Required task —
Copy out the entries in full and with complete accuracy; pictures are excluded.

---

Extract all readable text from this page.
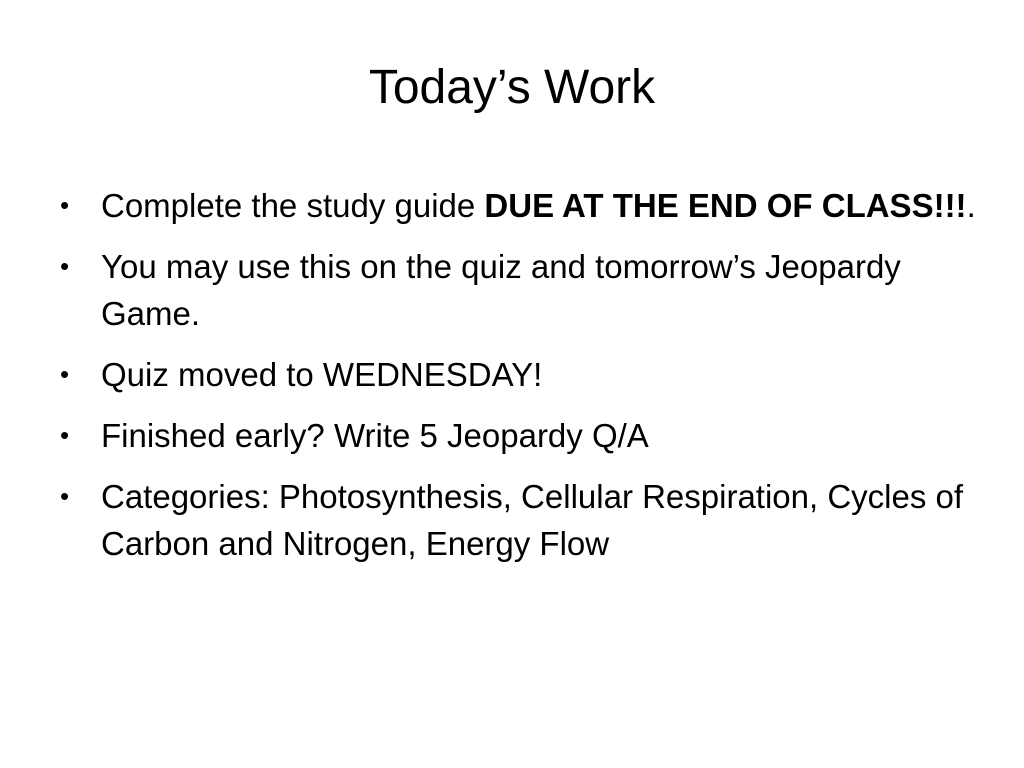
Today’s Work
• Complete the study guide DUE AT THE END OF CLASS!!!.
• You may use this on the quiz and tomorrow’s Jeopardy Game.
• Quiz moved to WEDNESDAY!
• Finished early? Write 5 Jeopardy Q/A
• Categories: Photosynthesis, Cellular Respiration, Cycles of Carbon and Nitrogen, Energy Flow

---

Correct output —
Extract all readable text from this page.
Today’s Work
• Complete the study guide DUE AT THE END OF CLASS!!!.
• You may use this on the quiz and tomorrow’s Jeopardy Game.
• Quiz moved to WEDNESDAY!
• Finished early? Write 5 Jeopardy Q/A
• Categories: Photosynthesis, Cellular Respiration, Cycles of Carbon and Nitrogen, Energy Flow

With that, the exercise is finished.